──────── RECORDED DATA

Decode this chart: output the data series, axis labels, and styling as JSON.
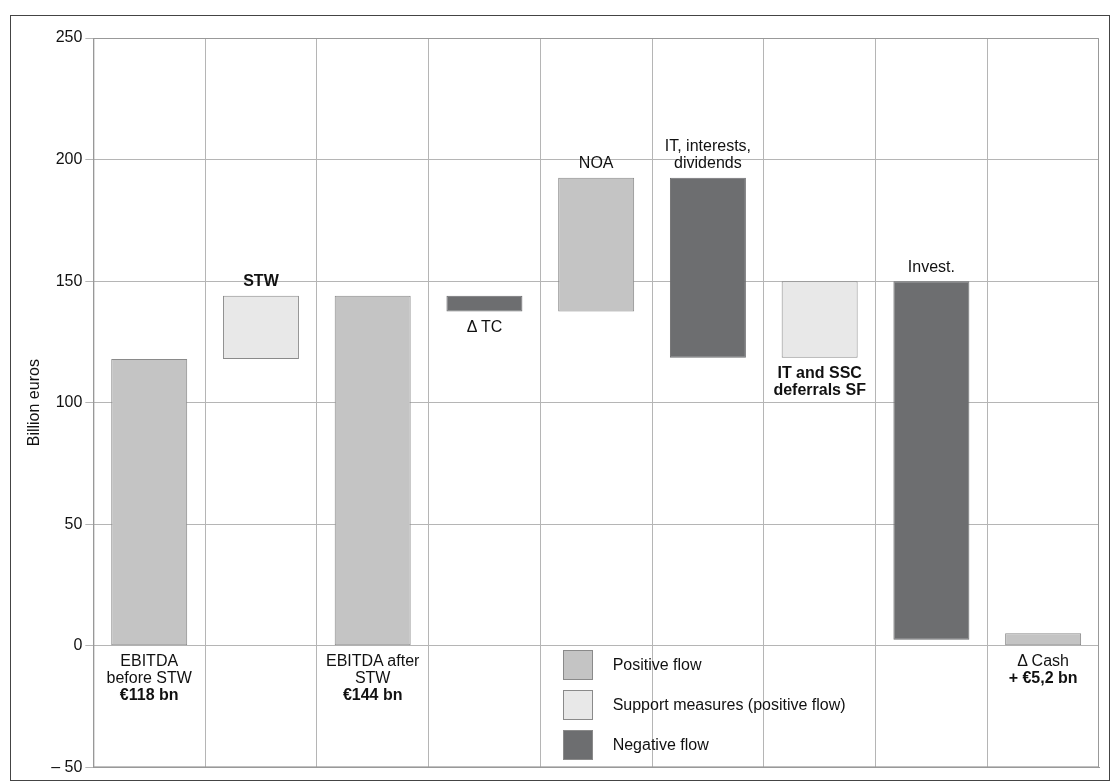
{
  "chart_data": {
    "type": "bar",
    "ylabel": "Billion euros",
    "categories": [
      "EBITDA before STW",
      "STW",
      "EBITDA after STW",
      "Δ TC",
      "NOA",
      "IT, interests, dividends",
      "IT and SSC deferrals SF",
      "Invest.",
      "Δ Cash"
    ],
    "series": [
      {
        "name": "Positive flow",
        "color": "#c4c4c4",
        "base": [
          0,
          null,
          0,
          null,
          137.5,
          null,
          null,
          null,
          0
        ],
        "values": [
          118,
          null,
          144,
          null,
          55,
          null,
          null,
          null,
          5.2
        ],
        "value_labels": [
          "€118 bn",
          null,
          "€144 bn",
          null,
          null,
          null,
          null,
          null,
          "+ €5,2 bn"
        ]
      },
      {
        "name": "Support measures (positive flow)",
        "color": "#e8e8e8",
        "base": [
          null,
          118,
          null,
          null,
          null,
          null,
          118.5,
          null,
          null
        ],
        "values": [
          null,
          26,
          null,
          null,
          null,
          null,
          31.5,
          null,
          null
        ]
      },
      {
        "name": "Negative flow",
        "color": "#6d6e70",
        "base": [
          null,
          null,
          null,
          144,
          null,
          192.5,
          null,
          150,
          null
        ],
        "values": [
          null,
          null,
          null,
          -6.5,
          null,
          -74,
          null,
          -147.5,
          null
        ]
      }
    ],
    "ylim": [
      -50,
      250
    ],
    "yticks": [
      {
        "value": -50,
        "label": "– 50"
      },
      0,
      50,
      100,
      150,
      200,
      250
    ],
    "grid": true,
    "legend": "bottom",
    "tick_labels": "y"
  }
}
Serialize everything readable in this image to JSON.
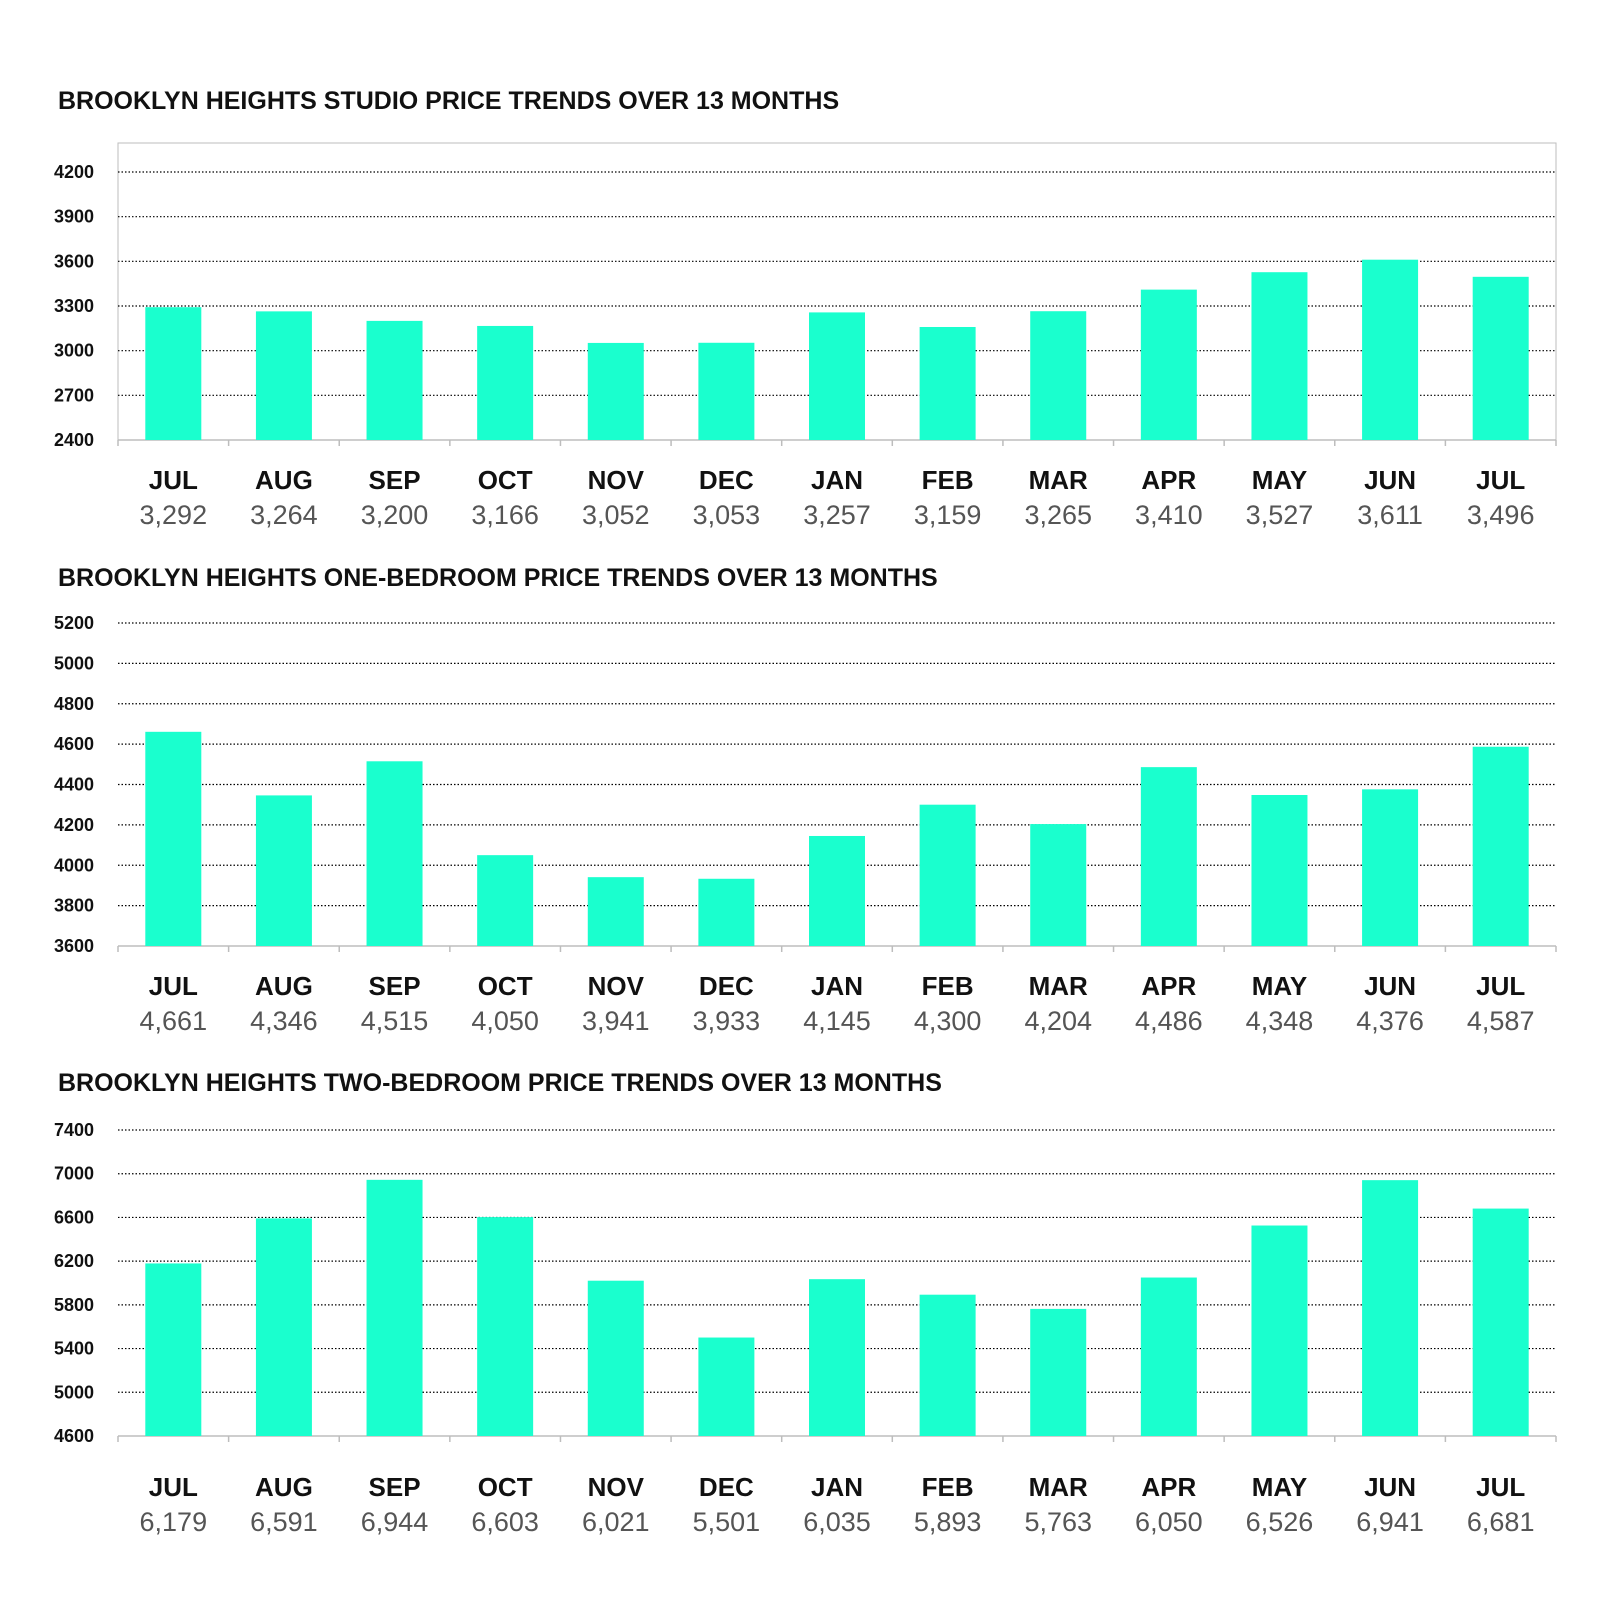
{
  "style": {
    "bar_color": "#1affce",
    "grid_color": "#000000",
    "axis_color": "#bdbdbd"
  },
  "chart_data": [
    {
      "type": "bar",
      "title": "BROOKLYN HEIGHTS STUDIO PRICE TRENDS OVER 13 MONTHS",
      "categories": [
        "JUL",
        "AUG",
        "SEP",
        "OCT",
        "NOV",
        "DEC",
        "JAN",
        "FEB",
        "MAR",
        "APR",
        "MAY",
        "JUN",
        "JUL"
      ],
      "values": [
        3292,
        3264,
        3200,
        3166,
        3052,
        3053,
        3257,
        3159,
        3265,
        3410,
        3527,
        3611,
        3496
      ],
      "value_labels": [
        "3,292",
        "3,264",
        "3,200",
        "3,166",
        "3,052",
        "3,053",
        "3,257",
        "3,159",
        "3,265",
        "3,410",
        "3,527",
        "3,611",
        "3,496"
      ],
      "ylim": [
        2400,
        4200
      ],
      "yticks": [
        2400,
        2700,
        3000,
        3300,
        3600,
        3900,
        4200
      ],
      "grid": true,
      "xlabel": "",
      "ylabel": ""
    },
    {
      "type": "bar",
      "title": "BROOKLYN HEIGHTS ONE-BEDROOM PRICE TRENDS OVER 13 MONTHS",
      "categories": [
        "JUL",
        "AUG",
        "SEP",
        "OCT",
        "NOV",
        "DEC",
        "JAN",
        "FEB",
        "MAR",
        "APR",
        "MAY",
        "JUN",
        "JUL"
      ],
      "values": [
        4661,
        4346,
        4515,
        4050,
        3941,
        3933,
        4145,
        4300,
        4204,
        4486,
        4348,
        4376,
        4587
      ],
      "value_labels": [
        "4,661",
        "4,346",
        "4,515",
        "4,050",
        "3,941",
        "3,933",
        "4,145",
        "4,300",
        "4,204",
        "4,486",
        "4,348",
        "4,376",
        "4,587"
      ],
      "ylim": [
        3600,
        5200
      ],
      "yticks": [
        3600,
        3800,
        4000,
        4200,
        4400,
        4600,
        4800,
        5000,
        5200
      ],
      "grid": true,
      "xlabel": "",
      "ylabel": ""
    },
    {
      "type": "bar",
      "title": "BROOKLYN HEIGHTS TWO-BEDROOM PRICE TRENDS OVER 13 MONTHS",
      "categories": [
        "JUL",
        "AUG",
        "SEP",
        "OCT",
        "NOV",
        "DEC",
        "JAN",
        "FEB",
        "MAR",
        "APR",
        "MAY",
        "JUN",
        "JUL"
      ],
      "values": [
        6179,
        6591,
        6944,
        6603,
        6021,
        5501,
        6035,
        5893,
        5763,
        6050,
        6526,
        6941,
        6681
      ],
      "value_labels": [
        "6,179",
        "6,591",
        "6,944",
        "6,603",
        "6,021",
        "5,501",
        "6,035",
        "5,893",
        "5,763",
        "6,050",
        "6,526",
        "6,941",
        "6,681"
      ],
      "ylim": [
        4600,
        7400
      ],
      "yticks": [
        4600,
        5000,
        5400,
        5800,
        6200,
        6600,
        7000,
        7400
      ],
      "grid": true,
      "xlabel": "",
      "ylabel": ""
    }
  ]
}
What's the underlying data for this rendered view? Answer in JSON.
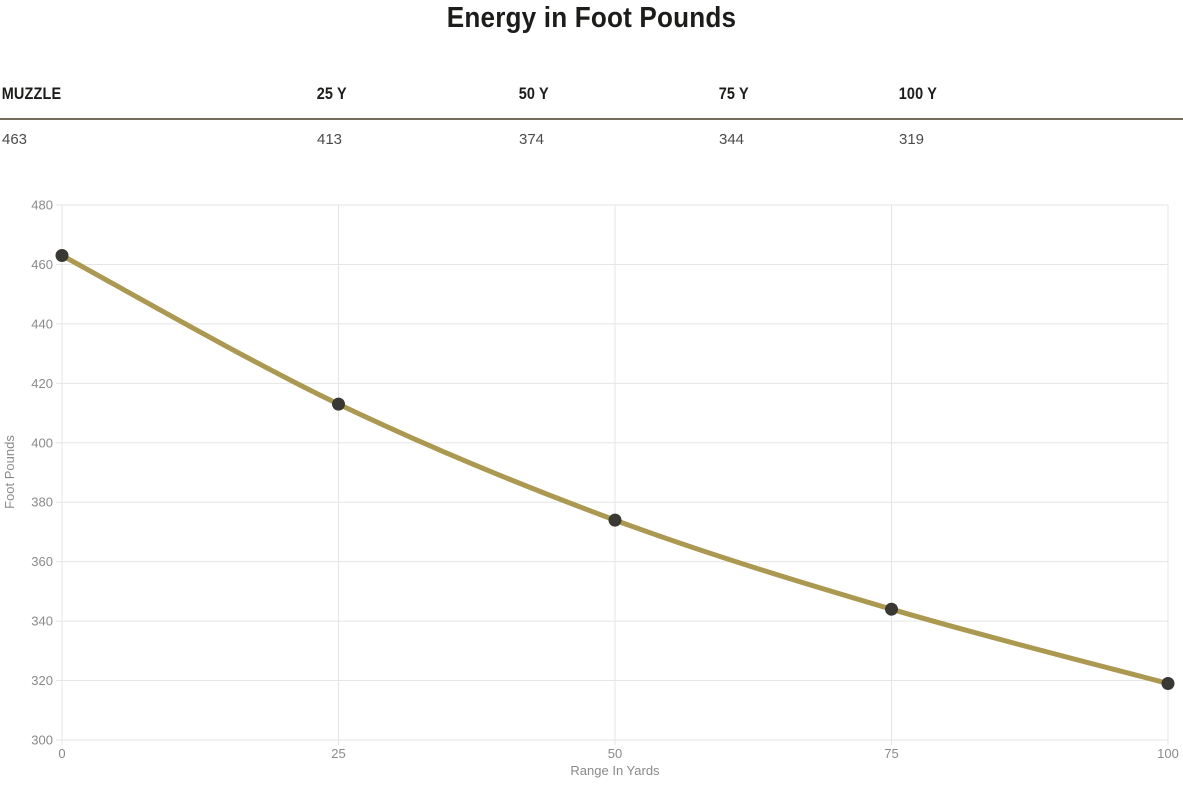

────────────────

■ PROBLEM
Nothing but the pictures may be dropped; output the records above exactly.

■ CORRECT OUTPUT
Decode this chart: output the data series, axis labels, and styling as JSON.
{
  "chart_data": {
    "type": "bar",
    "ylabel": "Billion euros",
    "categories": [
      "EBITDA before STW",
      "STW",
      "EBITDA after STW",
      "Δ TC",
      "NOA",
      "IT, interests, dividends",
      "IT and SSC deferrals SF",
      "Invest.",
      "Δ Cash"
    ],
    "series": [
      {
        "name": "Positive flow",
        "color": "#c4c4c4",
        "base": [
          0,
          null,
          0,
          null,
          137.5,
          null,
          null,
          null,
          0
        ],
        "values": [
          118,
          null,
          144,
          null,
          55,
          null,
          null,
          null,
          5.2
        ],
        "value_labels": [
          "€118 bn",
          null,
          "€144 bn",
          null,
          null,
          null,
          null,
          null,
          "+ €5,2 bn"
        ]
      },
      {
        "name": "Support measures (positive flow)",
        "color": "#e8e8e8",
        "base": [
          null,
          118,
          null,
          null,
          null,
          null,
          118.5,
          null,
          null
        ],
        "values": [
          null,
          26,
          null,
          null,
          null,
          null,
          31.5,
          null,
          null
        ]
      },
      {
        "name": "Negative flow",
        "color": "#6d6e70",
        "base": [
          null,
          null,
          null,
          144,
          null,
          192.5,
          null,
          150,
          null
        ],
        "values": [
          null,
          null,
          null,
          -6.5,
          null,
          -74,
          null,
          -147.5,
          null
        ]
      }
    ],
    "ylim": [
      -50,
      250
    ],
    "yticks": [
      {
        "value": -50,
        "label": "– 50"
      },
      0,
      50,
      100,
      150,
      200,
      250
    ],
    "grid": true,
    "legend": "bottom",
    "tick_labels": "y"
  }
}
Serialize everything readable in this image to JSON.
{
  "style": {
    "bar_color": "#1affce",
    "grid_color": "#000000",
    "axis_color": "#bdbdbd"
  },
  "chart_data": [
    {
      "type": "bar",
      "title": "BROOKLYN HEIGHTS STUDIO PRICE TRENDS OVER 13 MONTHS",
      "categories": [
        "JUL",
        "AUG",
        "SEP",
        "OCT",
        "NOV",
        "DEC",
        "JAN",
        "FEB",
        "MAR",
        "APR",
        "MAY",
        "JUN",
        "JUL"
      ],
      "values": [
        3292,
        3264,
        3200,
        3166,
        3052,
        3053,
        3257,
        3159,
        3265,
        3410,
        3527,
        3611,
        3496
      ],
      "value_labels": [
        "3,292",
        "3,264",
        "3,200",
        "3,166",
        "3,052",
        "3,053",
        "3,257",
        "3,159",
        "3,265",
        "3,410",
        "3,527",
        "3,611",
        "3,496"
      ],
      "ylim": [
        2400,
        4200
      ],
      "yticks": [
        2400,
        2700,
        3000,
        3300,
        3600,
        3900,
        4200
      ],
      "grid": true,
      "xlabel": "",
      "ylabel": ""
    },
    {
      "type": "bar",
      "title": "BROOKLYN HEIGHTS ONE-BEDROOM PRICE TRENDS OVER 13 MONTHS",
      "categories": [
        "JUL",
        "AUG",
        "SEP",
        "OCT",
        "NOV",
        "DEC",
        "JAN",
        "FEB",
        "MAR",
        "APR",
        "MAY",
        "JUN",
        "JUL"
      ],
      "values": [
        4661,
        4346,
        4515,
        4050,
        3941,
        3933,
        4145,
        4300,
        4204,
        4486,
        4348,
        4376,
        4587
      ],
      "value_labels": [
        "4,661",
        "4,346",
        "4,515",
        "4,050",
        "3,941",
        "3,933",
        "4,145",
        "4,300",
        "4,204",
        "4,486",
        "4,348",
        "4,376",
        "4,587"
      ],
      "ylim": [
        3600,
        5200
      ],
      "yticks": [
        3600,
        3800,
        4000,
        4200,
        4400,
        4600,
        4800,
        5000,
        5200
      ],
      "grid": true,
      "xlabel": "",
      "ylabel": ""
    },
    {
      "type": "bar",
      "title": "BROOKLYN HEIGHTS TWO-BEDROOM PRICE TRENDS OVER 13 MONTHS",
      "categories": [
        "JUL",
        "AUG",
        "SEP",
        "OCT",
        "NOV",
        "DEC",
        "JAN",
        "FEB",
        "MAR",
        "APR",
        "MAY",
        "JUN",
        "JUL"
      ],
      "values": [
        6179,
        6591,
        6944,
        6603,
        6021,
        5501,
        6035,
        5893,
        5763,
        6050,
        6526,
        6941,
        6681
      ],
      "value_labels": [
        "6,179",
        "6,591",
        "6,944",
        "6,603",
        "6,021",
        "5,501",
        "6,035",
        "5,893",
        "5,763",
        "6,050",
        "6,526",
        "6,941",
        "6,681"
      ],
      "ylim": [
        4600,
        7400
      ],
      "yticks": [
        4600,
        5000,
        5400,
        5800,
        6200,
        6600,
        7000,
        7400
      ],
      "grid": true,
      "xlabel": "",
      "ylabel": ""
    }
  ]
}
What's the underlying data for this rendered view? Answer in JSON.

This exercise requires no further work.